▶ EXERCISE GOAL: Exactly reproduce the lines that follow.

[Entries taken from a collection]
========================================================================
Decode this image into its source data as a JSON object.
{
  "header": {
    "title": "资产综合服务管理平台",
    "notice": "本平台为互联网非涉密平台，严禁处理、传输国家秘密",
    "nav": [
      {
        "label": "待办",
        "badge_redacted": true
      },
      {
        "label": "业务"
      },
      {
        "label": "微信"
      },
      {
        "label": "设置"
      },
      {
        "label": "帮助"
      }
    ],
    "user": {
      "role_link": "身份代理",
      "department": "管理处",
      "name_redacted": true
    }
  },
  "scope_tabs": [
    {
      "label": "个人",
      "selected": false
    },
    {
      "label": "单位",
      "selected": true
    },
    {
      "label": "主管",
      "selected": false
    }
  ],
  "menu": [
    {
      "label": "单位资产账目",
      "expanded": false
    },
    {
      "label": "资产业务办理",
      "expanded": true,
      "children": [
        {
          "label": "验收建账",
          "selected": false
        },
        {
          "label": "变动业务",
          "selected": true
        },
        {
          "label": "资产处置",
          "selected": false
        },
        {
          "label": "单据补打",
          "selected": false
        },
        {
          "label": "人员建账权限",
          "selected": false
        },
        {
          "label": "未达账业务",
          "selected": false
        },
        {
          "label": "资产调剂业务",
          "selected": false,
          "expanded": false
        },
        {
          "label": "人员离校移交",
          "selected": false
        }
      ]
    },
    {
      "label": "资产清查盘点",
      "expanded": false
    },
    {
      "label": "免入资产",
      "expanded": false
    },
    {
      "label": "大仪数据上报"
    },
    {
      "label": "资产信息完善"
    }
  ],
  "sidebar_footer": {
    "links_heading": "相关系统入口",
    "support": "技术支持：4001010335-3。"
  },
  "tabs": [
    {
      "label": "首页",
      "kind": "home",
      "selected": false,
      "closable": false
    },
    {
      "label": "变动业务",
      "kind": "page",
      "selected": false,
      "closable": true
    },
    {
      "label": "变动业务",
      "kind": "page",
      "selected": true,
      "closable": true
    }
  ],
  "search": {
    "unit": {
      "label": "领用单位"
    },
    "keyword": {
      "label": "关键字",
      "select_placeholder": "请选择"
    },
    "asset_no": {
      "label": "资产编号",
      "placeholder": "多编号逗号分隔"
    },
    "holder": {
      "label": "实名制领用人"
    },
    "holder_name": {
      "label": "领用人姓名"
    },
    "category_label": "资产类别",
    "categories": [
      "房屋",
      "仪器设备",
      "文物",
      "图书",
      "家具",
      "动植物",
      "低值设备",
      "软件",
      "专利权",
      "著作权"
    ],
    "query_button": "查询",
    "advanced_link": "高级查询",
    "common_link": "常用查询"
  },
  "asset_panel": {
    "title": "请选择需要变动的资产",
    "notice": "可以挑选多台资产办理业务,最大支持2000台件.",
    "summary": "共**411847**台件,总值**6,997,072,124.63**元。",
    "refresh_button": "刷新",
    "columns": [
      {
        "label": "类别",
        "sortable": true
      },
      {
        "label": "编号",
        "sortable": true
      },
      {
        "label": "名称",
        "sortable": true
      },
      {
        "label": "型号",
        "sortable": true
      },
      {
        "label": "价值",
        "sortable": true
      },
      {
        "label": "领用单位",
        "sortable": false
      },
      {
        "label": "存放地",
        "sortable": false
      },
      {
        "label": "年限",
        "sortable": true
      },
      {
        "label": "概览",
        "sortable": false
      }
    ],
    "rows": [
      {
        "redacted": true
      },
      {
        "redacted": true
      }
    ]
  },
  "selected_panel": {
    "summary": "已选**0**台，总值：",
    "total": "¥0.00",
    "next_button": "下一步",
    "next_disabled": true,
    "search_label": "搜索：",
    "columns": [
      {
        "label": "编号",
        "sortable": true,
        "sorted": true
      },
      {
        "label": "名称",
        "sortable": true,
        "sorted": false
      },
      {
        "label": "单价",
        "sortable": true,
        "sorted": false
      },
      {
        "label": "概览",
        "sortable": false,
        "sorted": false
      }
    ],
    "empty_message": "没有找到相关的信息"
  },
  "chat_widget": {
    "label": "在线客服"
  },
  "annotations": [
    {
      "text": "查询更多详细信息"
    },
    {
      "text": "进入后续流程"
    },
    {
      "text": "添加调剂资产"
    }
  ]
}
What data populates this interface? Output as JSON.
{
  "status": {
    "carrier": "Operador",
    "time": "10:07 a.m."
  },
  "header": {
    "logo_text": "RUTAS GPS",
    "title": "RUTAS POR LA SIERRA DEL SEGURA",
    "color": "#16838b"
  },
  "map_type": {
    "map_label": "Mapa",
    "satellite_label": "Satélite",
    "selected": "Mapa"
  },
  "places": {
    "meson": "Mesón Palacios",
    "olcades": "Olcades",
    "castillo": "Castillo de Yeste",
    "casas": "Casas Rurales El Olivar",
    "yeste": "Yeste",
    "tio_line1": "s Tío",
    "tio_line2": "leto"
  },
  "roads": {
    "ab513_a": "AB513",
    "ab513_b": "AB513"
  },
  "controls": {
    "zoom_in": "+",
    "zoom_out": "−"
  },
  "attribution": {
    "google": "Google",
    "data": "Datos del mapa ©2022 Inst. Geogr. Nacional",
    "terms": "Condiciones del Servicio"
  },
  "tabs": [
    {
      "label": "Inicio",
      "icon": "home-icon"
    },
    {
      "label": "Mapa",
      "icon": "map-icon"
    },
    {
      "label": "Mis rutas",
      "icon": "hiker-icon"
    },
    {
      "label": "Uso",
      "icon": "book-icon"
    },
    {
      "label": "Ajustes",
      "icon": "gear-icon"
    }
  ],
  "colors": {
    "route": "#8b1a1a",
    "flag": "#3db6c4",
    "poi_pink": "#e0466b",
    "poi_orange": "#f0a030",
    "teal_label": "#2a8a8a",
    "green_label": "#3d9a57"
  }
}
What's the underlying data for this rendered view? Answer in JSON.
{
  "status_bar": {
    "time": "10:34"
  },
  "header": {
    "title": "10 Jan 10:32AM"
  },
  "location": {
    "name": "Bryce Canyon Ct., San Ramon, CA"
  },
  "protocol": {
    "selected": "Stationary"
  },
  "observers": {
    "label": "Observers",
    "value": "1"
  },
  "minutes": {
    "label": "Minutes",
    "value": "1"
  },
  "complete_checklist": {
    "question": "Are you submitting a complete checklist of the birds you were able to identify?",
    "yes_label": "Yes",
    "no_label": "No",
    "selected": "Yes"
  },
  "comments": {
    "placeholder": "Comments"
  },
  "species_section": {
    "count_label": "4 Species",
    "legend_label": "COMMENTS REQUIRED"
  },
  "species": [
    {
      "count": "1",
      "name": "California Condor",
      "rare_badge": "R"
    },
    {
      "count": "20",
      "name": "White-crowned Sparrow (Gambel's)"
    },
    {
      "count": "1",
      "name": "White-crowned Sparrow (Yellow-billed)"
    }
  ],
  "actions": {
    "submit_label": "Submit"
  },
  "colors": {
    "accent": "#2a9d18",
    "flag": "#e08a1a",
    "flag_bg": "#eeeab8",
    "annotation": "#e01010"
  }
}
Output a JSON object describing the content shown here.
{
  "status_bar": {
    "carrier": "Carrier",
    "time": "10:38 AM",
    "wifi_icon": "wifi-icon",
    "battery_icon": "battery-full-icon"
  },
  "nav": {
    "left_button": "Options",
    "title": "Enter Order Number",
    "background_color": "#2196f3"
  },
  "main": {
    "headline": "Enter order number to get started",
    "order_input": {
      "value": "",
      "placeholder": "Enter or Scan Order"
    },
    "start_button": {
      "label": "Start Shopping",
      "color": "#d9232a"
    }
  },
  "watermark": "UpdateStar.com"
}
========================================================================
▶ WRITTEN REPLY:
Decode this image into its source data as a JSON object.
{
  "header": {
    "title": "资产综合服务管理平台",
    "notice": "本平台为互联网非涉密平台，严禁处理、传输国家秘密",
    "nav": [
      {
        "label": "待办",
        "badge_redacted": true
      },
      {
        "label": "业务"
      },
      {
        "label": "微信"
      },
      {
        "label": "设置"
      },
      {
        "label": "帮助"
      }
    ],
    "user": {
      "role_link": "身份代理",
      "department": "管理处",
      "name_redacted": true
    }
  },
  "scope_tabs": [
    {
      "label": "个人",
      "selected": false
    },
    {
      "label": "单位",
      "selected": true
    },
    {
      "label": "主管",
      "selected": false
    }
  ],
  "menu": [
    {
      "label": "单位资产账目",
      "expanded": false
    },
    {
      "label": "资产业务办理",
      "expanded": true,
      "children": [
        {
          "label": "验收建账",
          "selected": false
        },
        {
          "label": "变动业务",
          "selected": true
        },
        {
          "label": "资产处置",
          "selected": false
        },
        {
          "label": "单据补打",
          "selected": false
        },
        {
          "label": "人员建账权限",
          "selected": false
        },
        {
          "label": "未达账业务",
          "selected": false
        },
        {
          "label": "资产调剂业务",
          "selected": false,
          "expanded": false
        },
        {
          "label": "人员离校移交",
          "selected": false
        }
      ]
    },
    {
      "label": "资产清查盘点",
      "expanded": false
    },
    {
      "label": "免入资产",
      "expanded": false
    },
    {
      "label": "大仪数据上报"
    },
    {
      "label": "资产信息完善"
    }
  ],
  "sidebar_footer": {
    "links_heading": "相关系统入口",
    "support": "技术支持：4001010335-3。"
  },
  "tabs": [
    {
      "label": "首页",
      "kind": "home",
      "selected": false,
      "closable": false
    },
    {
      "label": "变动业务",
      "kind": "page",
      "selected": false,
      "closable": true
    },
    {
      "label": "变动业务",
      "kind": "page",
      "selected": true,
      "closable": true
    }
  ],
  "search": {
    "unit": {
      "label": "领用单位"
    },
    "keyword": {
      "label": "关键字",
      "select_placeholder": "请选择"
    },
    "asset_no": {
      "label": "资产编号",
      "placeholder": "多编号逗号分隔"
    },
    "holder": {
      "label": "实名制领用人"
    },
    "holder_name": {
      "label": "领用人姓名"
    },
    "category_label": "资产类别",
    "categories": [
      "房屋",
      "仪器设备",
      "文物",
      "图书",
      "家具",
      "动植物",
      "低值设备",
      "软件",
      "专利权",
      "著作权"
    ],
    "query_button": "查询",
    "advanced_link": "高级查询",
    "common_link": "常用查询"
  },
  "asset_panel": {
    "title": "请选择需要变动的资产",
    "notice": "可以挑选多台资产办理业务,最大支持2000台件.",
    "summary": "共**411847**台件,总值**6,997,072,124.63**元。",
    "refresh_button": "刷新",
    "columns": [
      {
        "label": "类别",
        "sortable": true
      },
      {
        "label": "编号",
        "sortable": true
      },
      {
        "label": "名称",
        "sortable": true
      },
      {
        "label": "型号",
        "sortable": true
      },
      {
        "label": "价值",
        "sortable": true
      },
      {
        "label": "领用单位",
        "sortable": false
      },
      {
        "label": "存放地",
        "sortable": false
      },
      {
        "label": "年限",
        "sortable": true
      },
      {
        "label": "概览",
        "sortable": false
      }
    ],
    "rows": [
      {
        "redacted": true
      },
      {
        "redacted": true
      }
    ]
  },
  "selected_panel": {
    "summary": "已选**0**台，总值：",
    "total": "¥0.00",
    "next_button": "下一步",
    "next_disabled": true,
    "search_label": "搜索：",
    "columns": [
      {
        "label": "编号",
        "sortable": true,
        "sorted": true
      },
      {
        "label": "名称",
        "sortable": true,
        "sorted": false
      },
      {
        "label": "单价",
        "sortable": true,
        "sorted": false
      },
      {
        "label": "概览",
        "sortable": false,
        "sorted": false
      }
    ],
    "empty_message": "没有找到相关的信息"
  },
  "chat_widget": {
    "label": "在线客服"
  },
  "annotations": [
    {
      "text": "查询更多详细信息"
    },
    {
      "text": "进入后续流程"
    },
    {
      "text": "添加调剂资产"
    }
  ]
}
What data populates this interface? Output as JSON.
{
  "status": {
    "carrier": "Operador",
    "time": "10:07 a.m."
  },
  "header": {
    "logo_text": "RUTAS GPS",
    "title": "RUTAS POR LA SIERRA DEL SEGURA",
    "color": "#16838b"
  },
  "map_type": {
    "map_label": "Mapa",
    "satellite_label": "Satélite",
    "selected": "Mapa"
  },
  "places": {
    "meson": "Mesón Palacios",
    "olcades": "Olcades",
    "castillo": "Castillo de Yeste",
    "casas": "Casas Rurales El Olivar",
    "yeste": "Yeste",
    "tio_line1": "s Tío",
    "tio_line2": "leto"
  },
  "roads": {
    "ab513_a": "AB513",
    "ab513_b": "AB513"
  },
  "controls": {
    "zoom_in": "+",
    "zoom_out": "−"
  },
  "attribution": {
    "google": "Google",
    "data": "Datos del mapa ©2022 Inst. Geogr. Nacional",
    "terms": "Condiciones del Servicio"
  },
  "tabs": [
    {
      "label": "Inicio",
      "icon": "home-icon"
    },
    {
      "label": "Mapa",
      "icon": "map-icon"
    },
    {
      "label": "Mis rutas",
      "icon": "hiker-icon"
    },
    {
      "label": "Uso",
      "icon": "book-icon"
    },
    {
      "label": "Ajustes",
      "icon": "gear-icon"
    }
  ],
  "colors": {
    "route": "#8b1a1a",
    "flag": "#3db6c4",
    "poi_pink": "#e0466b",
    "poi_orange": "#f0a030",
    "teal_label": "#2a8a8a",
    "green_label": "#3d9a57"
  }
}
What's the underlying data for this rendered view? Answer in JSON.
{
  "status_bar": {
    "time": "10:34"
  },
  "header": {
    "title": "10 Jan 10:32AM"
  },
  "location": {
    "name": "Bryce Canyon Ct., San Ramon, CA"
  },
  "protocol": {
    "selected": "Stationary"
  },
  "observers": {
    "label": "Observers",
    "value": "1"
  },
  "minutes": {
    "label": "Minutes",
    "value": "1"
  },
  "complete_checklist": {
    "question": "Are you submitting a complete checklist of the birds you were able to identify?",
    "yes_label": "Yes",
    "no_label": "No",
    "selected": "Yes"
  },
  "comments": {
    "placeholder": "Comments"
  },
  "species_section": {
    "count_label": "4 Species",
    "legend_label": "COMMENTS REQUIRED"
  },
  "species": [
    {
      "count": "1",
      "name": "California Condor",
      "rare_badge": "R"
    },
    {
      "count": "20",
      "name": "White-crowned Sparrow (Gambel's)"
    },
    {
      "count": "1",
      "name": "White-crowned Sparrow (Yellow-billed)"
    }
  ],
  "actions": {
    "submit_label": "Submit"
  },
  "colors": {
    "accent": "#2a9d18",
    "flag": "#e08a1a",
    "flag_bg": "#eeeab8",
    "annotation": "#e01010"
  }
}
Output a JSON object describing the content shown here.
{
  "status_bar": {
    "carrier": "Carrier",
    "time": "10:38 AM",
    "wifi_icon": "wifi-icon",
    "battery_icon": "battery-full-icon"
  },
  "nav": {
    "left_button": "Options",
    "title": "Enter Order Number",
    "background_color": "#2196f3"
  },
  "main": {
    "headline": "Enter order number to get started",
    "order_input": {
      "value": "",
      "placeholder": "Enter or Scan Order"
    },
    "start_button": {
      "label": "Start Shopping",
      "color": "#d9232a"
    }
  },
  "watermark": "UpdateStar.com"
}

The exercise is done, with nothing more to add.